■ Task requirements
Count the lines below that contain the word "Saldo", and report only that number.

Data records

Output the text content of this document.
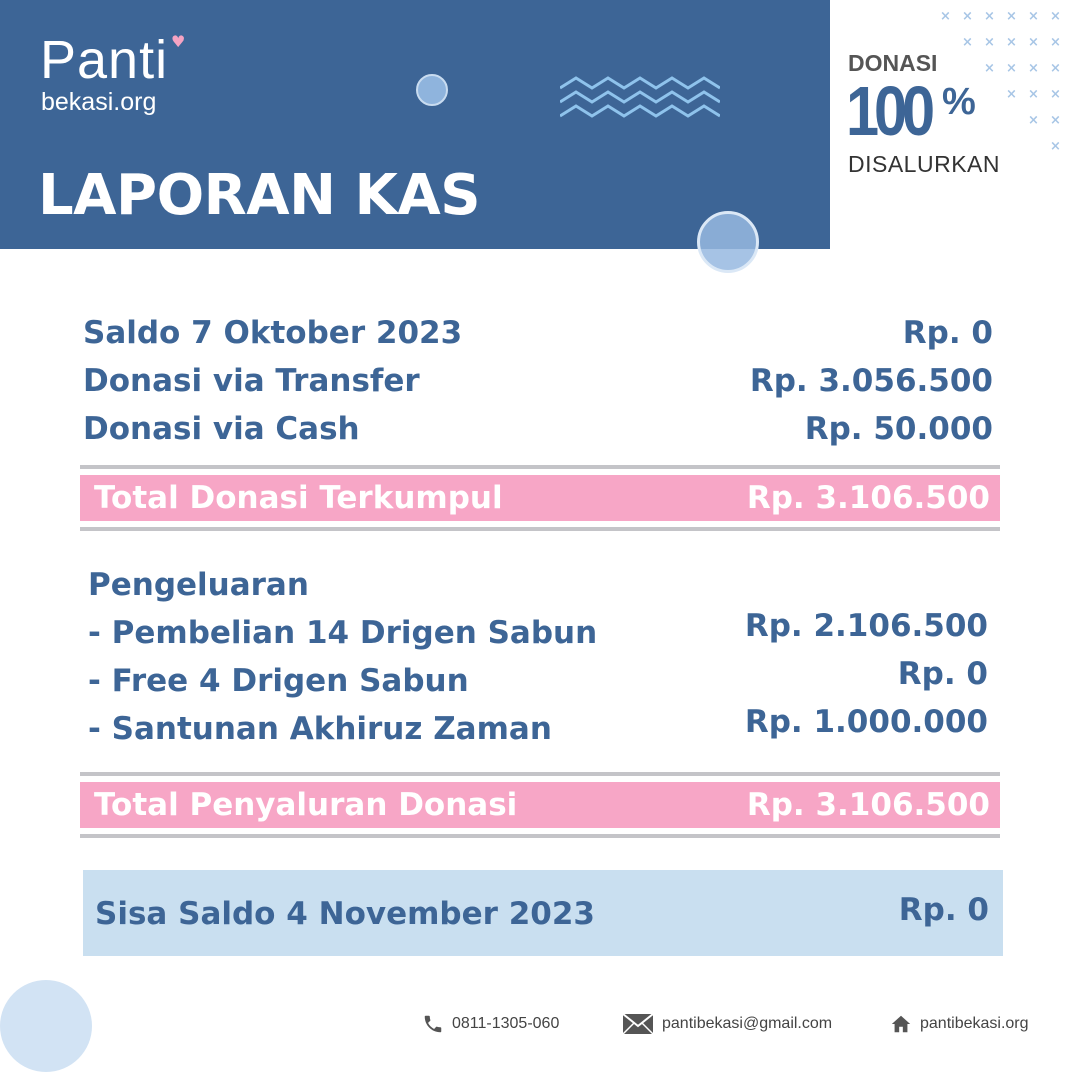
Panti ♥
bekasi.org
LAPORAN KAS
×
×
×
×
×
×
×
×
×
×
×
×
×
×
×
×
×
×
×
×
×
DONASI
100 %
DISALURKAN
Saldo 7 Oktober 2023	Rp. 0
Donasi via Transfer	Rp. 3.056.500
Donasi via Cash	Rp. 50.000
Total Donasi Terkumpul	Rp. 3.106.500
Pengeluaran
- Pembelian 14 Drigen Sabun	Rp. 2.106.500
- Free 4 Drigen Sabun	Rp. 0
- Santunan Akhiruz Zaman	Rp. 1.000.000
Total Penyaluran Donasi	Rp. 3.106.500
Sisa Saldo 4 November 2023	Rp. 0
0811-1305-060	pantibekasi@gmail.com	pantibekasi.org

...

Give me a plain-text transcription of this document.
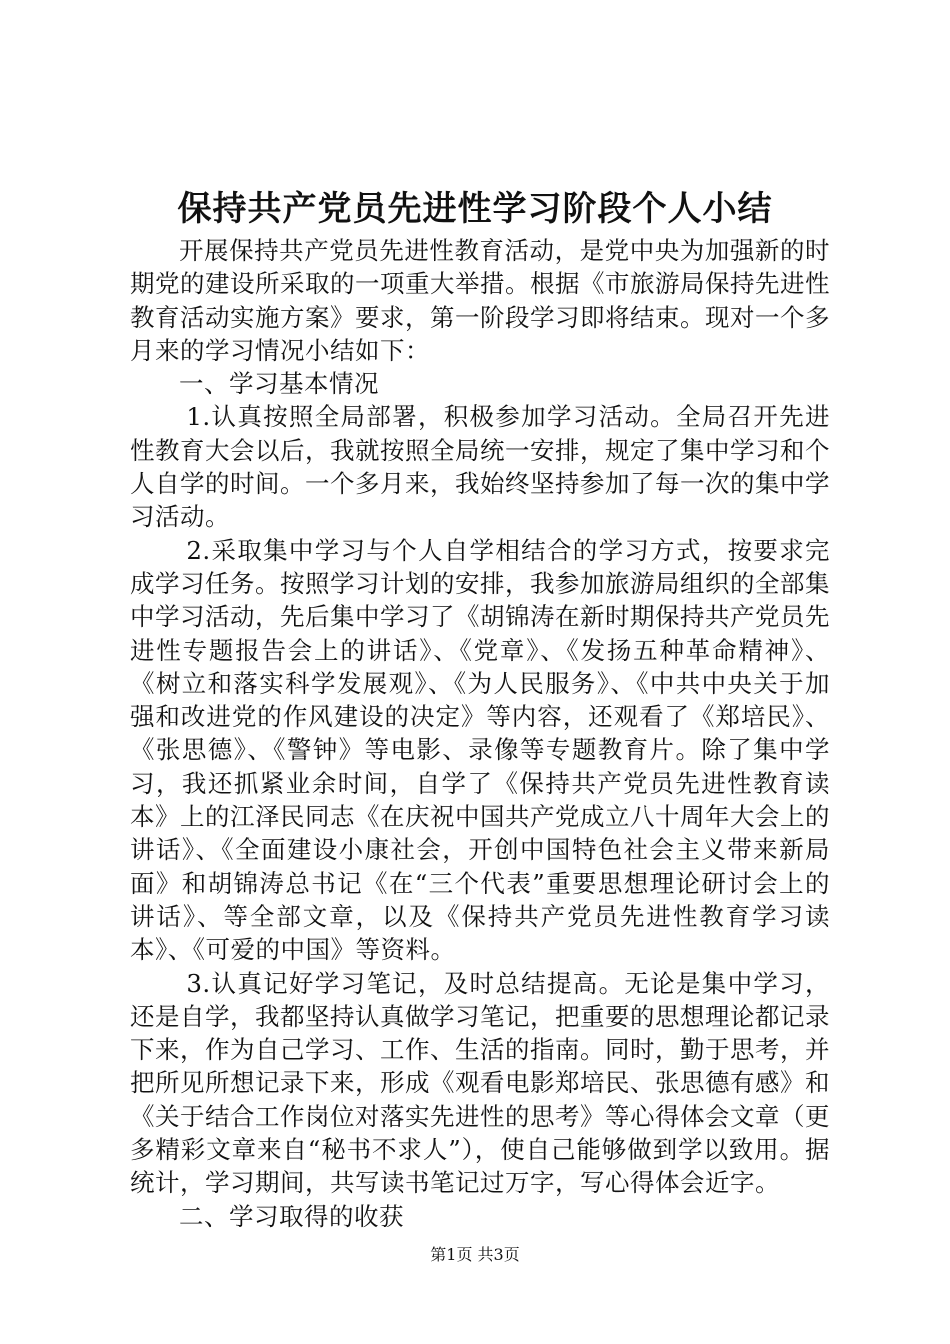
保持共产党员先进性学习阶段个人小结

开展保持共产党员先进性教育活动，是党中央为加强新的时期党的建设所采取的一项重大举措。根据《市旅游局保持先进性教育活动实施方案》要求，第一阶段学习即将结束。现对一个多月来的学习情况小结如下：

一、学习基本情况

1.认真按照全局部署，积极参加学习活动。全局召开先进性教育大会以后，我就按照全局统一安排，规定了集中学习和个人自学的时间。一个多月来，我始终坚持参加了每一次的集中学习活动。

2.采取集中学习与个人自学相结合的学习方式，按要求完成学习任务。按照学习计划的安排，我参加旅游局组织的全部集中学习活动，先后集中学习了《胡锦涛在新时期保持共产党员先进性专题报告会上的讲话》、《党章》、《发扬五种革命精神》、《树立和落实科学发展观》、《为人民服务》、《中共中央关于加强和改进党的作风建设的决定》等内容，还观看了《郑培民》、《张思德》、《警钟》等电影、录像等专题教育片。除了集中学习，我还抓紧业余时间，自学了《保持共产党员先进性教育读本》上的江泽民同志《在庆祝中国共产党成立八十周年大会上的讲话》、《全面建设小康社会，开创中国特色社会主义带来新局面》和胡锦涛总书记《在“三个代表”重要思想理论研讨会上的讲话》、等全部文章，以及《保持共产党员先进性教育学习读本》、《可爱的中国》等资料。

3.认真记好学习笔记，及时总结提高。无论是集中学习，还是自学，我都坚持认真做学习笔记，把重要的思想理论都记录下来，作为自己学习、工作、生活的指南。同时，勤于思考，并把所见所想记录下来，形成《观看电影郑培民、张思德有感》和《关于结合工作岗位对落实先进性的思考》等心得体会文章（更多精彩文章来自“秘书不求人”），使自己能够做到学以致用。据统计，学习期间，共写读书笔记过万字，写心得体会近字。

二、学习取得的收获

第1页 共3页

■ Complete answer
2